The data below should be printed in full, exactly, and without any of its images.
start
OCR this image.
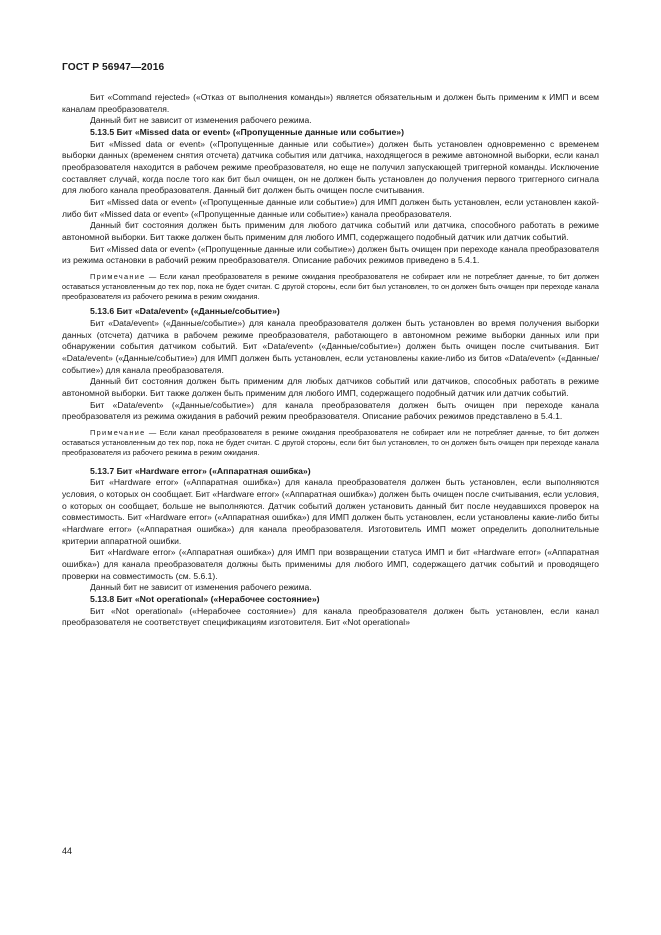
ГОСТ Р 56947—2016

Бит «Command rejected» («Отказ от выполнения команды») является обязательным и должен быть применим к ИМП и всем каналам преобразователя.

Данный бит не зависит от изменения рабочего режима.

5.13.5 Бит «Missed data or event» («Пропущенные данные или событие»)

Бит «Missed data or event» («Пропущенные данные или событие») должен быть установлен одновременно с временем выборки данных (временем снятия отсчета) датчика события или датчика, находящегося в режиме автономной выборки, если канал преобразователя находится в рабочем режиме преобразователя, но еще не получил запускающей триггерной команды. Исключение составляет случай, когда после того как бит был очищен, он не должен быть установлен до получения первого триггерного сигнала для любого канала преобразователя. Данный бит должен быть очищен после считывания.

Бит «Missed data or event» («Пропущенные данные или событие») для ИМП должен быть установлен, если установлен какой-либо бит «Missed data or event» («Пропущенные данные или событие») канала преобразователя.

Данный бит состояния должен быть применим для любого датчика событий или датчика, способного работать в режиме автономной выборки. Бит также должен быть применим для любого ИМП, содержащего подобный датчик или датчик событий.

Бит «Missed data or event» («Пропущенные данные или событие») должен быть очищен при переходе канала преобразователя из режима остановки в рабочий режим преобразователя. Описание рабочих режимов приведено в 5.4.1.

Примечание — Если канал преобразователя в режиме ожидания преобразователя не собирает или не потребляет данные, то бит должен оставаться установленным до тех пор, пока не будет считан. С другой стороны, если бит был установлен, то он должен быть очищен при переходе канала преобразователя из рабочего режима в режим ожидания.

5.13.6 Бит «Data/event» («Данные/событие»)

Бит «Data/event» («Данные/событие») для канала преобразователя должен быть установлен во время получения выборки данных (отсчета) датчика в рабочем режиме преобразователя, работающего в автономном режиме выборки данных или при обнаружении события датчиком событий. Бит «Data/event» («Данные/событие») должен быть очищен после считывания. Бит «Data/event» («Данные/событие») для ИМП должен быть установлен, если установлены какие-либо из битов «Data/event» («Данные/событие») для канала преобразователя.

Данный бит состояния должен быть применим для любых датчиков событий или датчиков, способных работать в режиме автономной выборки. Бит также должен быть применим для любого ИМП, содержащего подобный датчик или датчик событий.

Бит «Data/event» («Данные/событие») для канала преобразователя должен быть очищен при переходе канала преобразователя из режима ожидания в рабочий режим преобразователя. Описание рабочих режимов представлено в 5.4.1.

Примечание — Если канал преобразователя в режиме ожидания преобразователя не собирает или не потребляет данные, то бит должен оставаться установленным до тех пор, пока не будет считан. С другой стороны, если бит был установлен, то он должен быть очищен при переходе канала преобразователя из рабочего режима в режим ожидания.

5.13.7 Бит «Hardware error» («Аппаратная ошибка»)

Бит «Hardware error» («Аппаратная ошибка») для канала преобразователя должен быть установлен, если выполняются условия, о которых он сообщает. Бит «Hardware error» («Аппаратная ошибка») должен быть очищен после считывания, если условия, о которых он сообщает, больше не выполняются. Датчик событий должен установить данный бит после неудавшихся проверок на совместимость. Бит «Hardware error» («Аппаратная ошибка») для ИМП должен быть установлен, если установлены какие-либо биты «Hardware error» («Аппаратная ошибка») для канала преобразователя. Изготовитель ИМП может определить дополнительные критерии аппаратной ошибки.

Бит «Hardware error» («Аппаратная ошибка») для ИМП при возвращении статуса ИМП и бит «Hardware error» («Аппаратная ошибка») для канала преобразователя должны быть применимы для любого ИМП, содержащего датчик событий и проводящего проверки на совместимость (см. 5.6.1).

Данный бит не зависит от изменения рабочего режима.

5.13.8 Бит «Not operational» («Нерабочее состояние»)

Бит «Not operational» («Нерабочее состояние») для канала преобразователя должен быть установлен, если канал преобразователя не соответствует спецификациям изготовителя. Бит «Not operational»

44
end
SOLUTION TO THE EXERCISE -
OCR this image.
ГОСТ Р 56947—2016

Бит «Command rejected» («Отказ от выполнения команды») является обязательным и должен быть применим к ИМП и всем каналам преобразователя.

Данный бит не зависит от изменения рабочего режима.

5.13.5 Бит «Missed data or event» («Пропущенные данные или событие»)

Бит «Missed data or event» («Пропущенные данные или событие») должен быть установлен одновременно с временем выборки данных (временем снятия отсчета) датчика события или датчика, находящегося в режиме автономной выборки, если канал преобразователя находится в рабочем режиме преобразователя, но еще не получил запускающей триггерной команды. Исключение составляет случай, когда после того как бит был очищен, он не должен быть установлен до получения первого триггерного сигнала для любого канала преобразователя. Данный бит должен быть очищен после считывания.

Бит «Missed data or event» («Пропущенные данные или событие») для ИМП должен быть установлен, если установлен какой-либо бит «Missed data or event» («Пропущенные данные или событие») канала преобразователя.

Данный бит состояния должен быть применим для любого датчика событий или датчика, способного работать в режиме автономной выборки. Бит также должен быть применим для любого ИМП, содержащего подобный датчик или датчик событий.

Бит «Missed data or event» («Пропущенные данные или событие») должен быть очищен при переходе канала преобразователя из режима остановки в рабочий режим преобразователя. Описание рабочих режимов приведено в 5.4.1.

Примечание — Если канал преобразователя в режиме ожидания преобразователя не собирает или не потребляет данные, то бит должен оставаться установленным до тех пор, пока не будет считан. С другой стороны, если бит был установлен, то он должен быть очищен при переходе канала преобразователя из рабочего режима в режим ожидания.

5.13.6 Бит «Data/event» («Данные/событие»)

Бит «Data/event» («Данные/событие») для канала преобразователя должен быть установлен во время получения выборки данных (отсчета) датчика в рабочем режиме преобразователя, работающего в автономном режиме выборки данных или при обнаружении события датчиком событий. Бит «Data/event» («Данные/событие») должен быть очищен после считывания. Бит «Data/event» («Данные/событие») для ИМП должен быть установлен, если установлены какие-либо из битов «Data/event» («Данные/событие») для канала преобразователя.

Данный бит состояния должен быть применим для любых датчиков событий или датчиков, способных работать в режиме автономной выборки. Бит также должен быть применим для любого ИМП, содержащего подобный датчик или датчик событий.

Бит «Data/event» («Данные/событие») для канала преобразователя должен быть очищен при переходе канала преобразователя из режима ожидания в рабочий режим преобразователя. Описание рабочих режимов представлено в 5.4.1.

Примечание — Если канал преобразователя в режиме ожидания преобразователя не собирает или не потребляет данные, то бит должен оставаться установленным до тех пор, пока не будет считан. С другой стороны, если бит был установлен, то он должен быть очищен при переходе канала преобразователя из рабочего режима в режим ожидания.

5.13.7 Бит «Hardware error» («Аппаратная ошибка»)

Бит «Hardware error» («Аппаратная ошибка») для канала преобразователя должен быть установлен, если выполняются условия, о которых он сообщает. Бит «Hardware error» («Аппаратная ошибка») должен быть очищен после считывания, если условия, о которых он сообщает, больше не выполняются. Датчик событий должен установить данный бит после неудавшихся проверок на совместимость. Бит «Hardware error» («Аппаратная ошибка») для ИМП должен быть установлен, если установлены какие-либо биты «Hardware error» («Аппаратная ошибка») для канала преобразователя. Изготовитель ИМП может определить дополнительные критерии аппаратной ошибки.

Бит «Hardware error» («Аппаратная ошибка») для ИМП при возвращении статуса ИМП и бит «Hardware error» («Аппаратная ошибка») для канала преобразователя должны быть применимы для любого ИМП, содержащего датчик событий и проводящего проверки на совместимость (см. 5.6.1).

Данный бит не зависит от изменения рабочего режима.

5.13.8 Бит «Not operational» («Нерабочее состояние»)

Бит «Not operational» («Нерабочее состояние») для канала преобразователя должен быть установлен, если канал преобразователя не соответствует спецификациям изготовителя. Бит «Not operational»

44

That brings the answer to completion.